--- START OF Records shown ---

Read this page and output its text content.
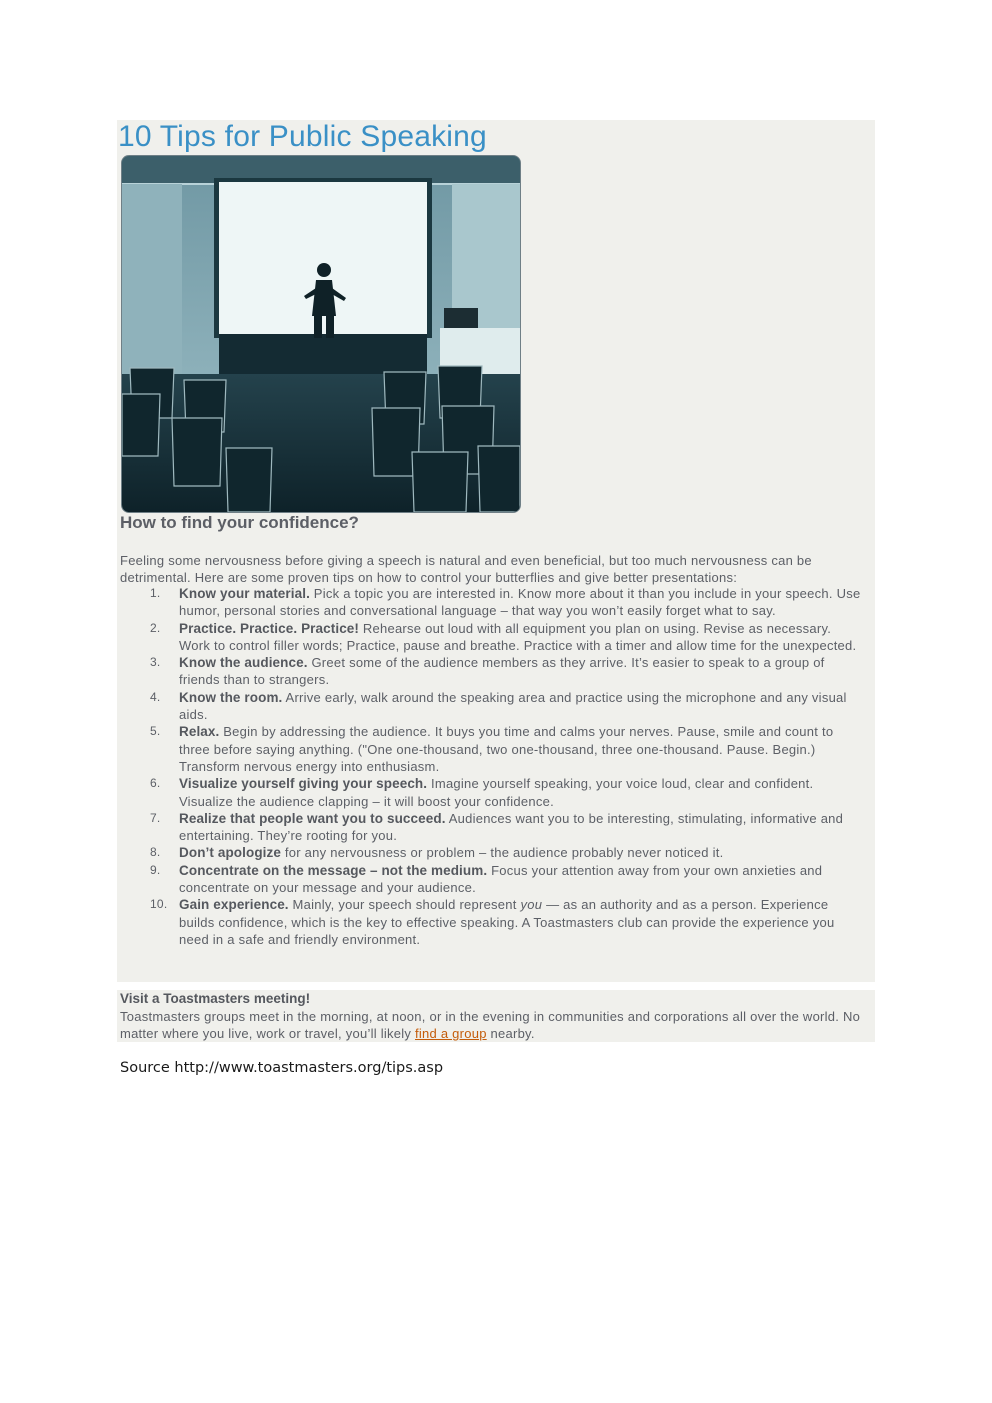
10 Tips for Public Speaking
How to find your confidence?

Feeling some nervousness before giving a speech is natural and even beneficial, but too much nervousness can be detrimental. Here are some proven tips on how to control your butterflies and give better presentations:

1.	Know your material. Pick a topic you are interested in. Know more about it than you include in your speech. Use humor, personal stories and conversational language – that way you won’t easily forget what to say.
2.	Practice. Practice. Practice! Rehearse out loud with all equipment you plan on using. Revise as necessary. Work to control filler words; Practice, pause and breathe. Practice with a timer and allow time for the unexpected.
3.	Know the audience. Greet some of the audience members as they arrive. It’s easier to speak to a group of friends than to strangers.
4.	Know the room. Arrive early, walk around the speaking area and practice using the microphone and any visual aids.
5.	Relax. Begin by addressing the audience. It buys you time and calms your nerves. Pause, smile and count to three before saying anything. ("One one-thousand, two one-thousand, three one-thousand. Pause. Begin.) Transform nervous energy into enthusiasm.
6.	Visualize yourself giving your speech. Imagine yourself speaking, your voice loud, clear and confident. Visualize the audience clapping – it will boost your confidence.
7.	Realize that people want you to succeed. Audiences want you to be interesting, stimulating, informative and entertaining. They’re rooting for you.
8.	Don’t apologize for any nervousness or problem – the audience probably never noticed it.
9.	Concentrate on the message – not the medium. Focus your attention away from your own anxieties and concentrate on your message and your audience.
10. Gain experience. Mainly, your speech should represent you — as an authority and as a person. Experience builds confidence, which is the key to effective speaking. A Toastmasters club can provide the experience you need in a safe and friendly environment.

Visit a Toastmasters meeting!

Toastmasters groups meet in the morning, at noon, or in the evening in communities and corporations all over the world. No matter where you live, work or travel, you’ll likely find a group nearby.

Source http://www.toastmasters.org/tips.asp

--- END OF Records shown ---

# What the task requires:
Write out the entries above verbatim; the pictures do not belong in your copy.

# Exercise solution:
Read this page and output its text content.
10 Tips for Public Speaking
How to find your confidence?

Feeling some nervousness before giving a speech is natural and even beneficial, but too much nervousness can be detrimental. Here are some proven tips on how to control your butterflies and give better presentations:

1.	Know your material. Pick a topic you are interested in. Know more about it than you include in your speech. Use humor, personal stories and conversational language – that way you won’t easily forget what to say.
2.	Practice. Practice. Practice! Rehearse out loud with all equipment you plan on using. Revise as necessary. Work to control filler words; Practice, pause and breathe. Practice with a timer and allow time for the unexpected.
3.	Know the audience. Greet some of the audience members as they arrive. It’s easier to speak to a group of friends than to strangers.
4.	Know the room. Arrive early, walk around the speaking area and practice using the microphone and any visual aids.
5.	Relax. Begin by addressing the audience. It buys you time and calms your nerves. Pause, smile and count to three before saying anything. ("One one-thousand, two one-thousand, three one-thousand. Pause. Begin.) Transform nervous energy into enthusiasm.
6.	Visualize yourself giving your speech. Imagine yourself speaking, your voice loud, clear and confident. Visualize the audience clapping – it will boost your confidence.
7.	Realize that people want you to succeed. Audiences want you to be interesting, stimulating, informative and entertaining. They’re rooting for you.
8.	Don’t apologize for any nervousness or problem – the audience probably never noticed it.
9.	Concentrate on the message – not the medium. Focus your attention away from your own anxieties and concentrate on your message and your audience.
10. Gain experience. Mainly, your speech should represent you — as an authority and as a person. Experience builds confidence, which is the key to effective speaking. A Toastmasters club can provide the experience you need in a safe and friendly environment.

Visit a Toastmasters meeting!

Toastmasters groups meet in the morning, at noon, or in the evening in communities and corporations all over the world. No matter where you live, work or travel, you’ll likely find a group nearby.

Source http://www.toastmasters.org/tips.asp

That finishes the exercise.